Data items
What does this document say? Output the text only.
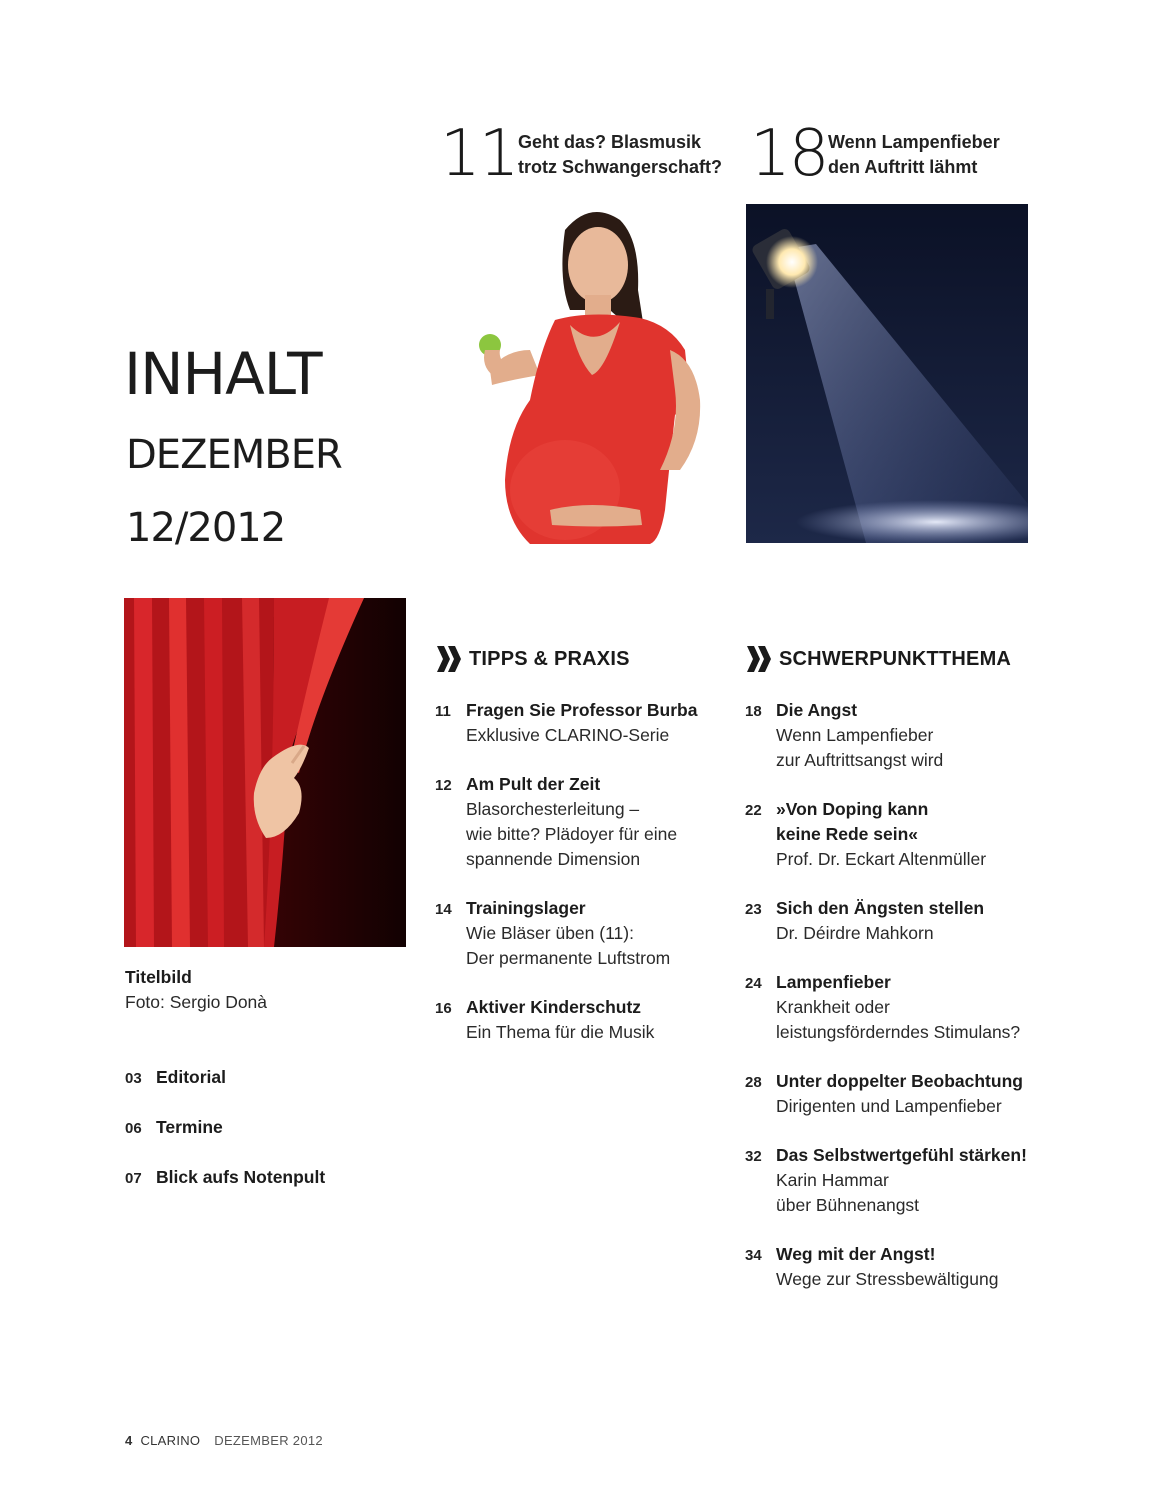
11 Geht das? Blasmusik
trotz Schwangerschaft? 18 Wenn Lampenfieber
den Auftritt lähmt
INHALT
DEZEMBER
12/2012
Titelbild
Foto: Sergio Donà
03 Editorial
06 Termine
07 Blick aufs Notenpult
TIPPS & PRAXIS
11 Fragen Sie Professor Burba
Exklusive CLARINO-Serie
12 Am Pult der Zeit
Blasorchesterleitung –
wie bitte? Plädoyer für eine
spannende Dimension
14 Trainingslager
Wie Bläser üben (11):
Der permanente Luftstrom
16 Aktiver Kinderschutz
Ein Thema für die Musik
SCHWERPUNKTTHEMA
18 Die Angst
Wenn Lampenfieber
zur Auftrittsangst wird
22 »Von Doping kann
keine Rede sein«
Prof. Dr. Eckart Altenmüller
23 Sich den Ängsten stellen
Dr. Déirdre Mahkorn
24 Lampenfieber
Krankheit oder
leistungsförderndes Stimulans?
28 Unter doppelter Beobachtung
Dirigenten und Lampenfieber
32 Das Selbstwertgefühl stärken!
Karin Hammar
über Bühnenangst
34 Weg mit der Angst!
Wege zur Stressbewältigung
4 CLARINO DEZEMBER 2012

▸ Task brief
Write out all the entries exactly, except for the pictures.

▸ Exercise result
What does this document say? Output the text only.
11 Geht das? Blasmusik
trotz Schwangerschaft? 18 Wenn Lampenfieber
den Auftritt lähmt
INHALT
DEZEMBER
12/2012
Titelbild
Foto: Sergio Donà
03 Editorial
06 Termine
07 Blick aufs Notenpult
TIPPS & PRAXIS
11 Fragen Sie Professor Burba
Exklusive CLARINO-Serie
12 Am Pult der Zeit
Blasorchesterleitung –
wie bitte? Plädoyer für eine
spannende Dimension
14 Trainingslager
Wie Bläser üben (11):
Der permanente Luftstrom
16 Aktiver Kinderschutz
Ein Thema für die Musik
SCHWERPUNKTTHEMA
18 Die Angst
Wenn Lampenfieber
zur Auftrittsangst wird
22 »Von Doping kann
keine Rede sein«
Prof. Dr. Eckart Altenmüller
23 Sich den Ängsten stellen
Dr. Déirdre Mahkorn
24 Lampenfieber
Krankheit oder
leistungsförderndes Stimulans?
28 Unter doppelter Beobachtung
Dirigenten und Lampenfieber
32 Das Selbstwertgefühl stärken!
Karin Hammar
über Bühnenangst
34 Weg mit der Angst!
Wege zur Stressbewältigung
4 CLARINO DEZEMBER 2012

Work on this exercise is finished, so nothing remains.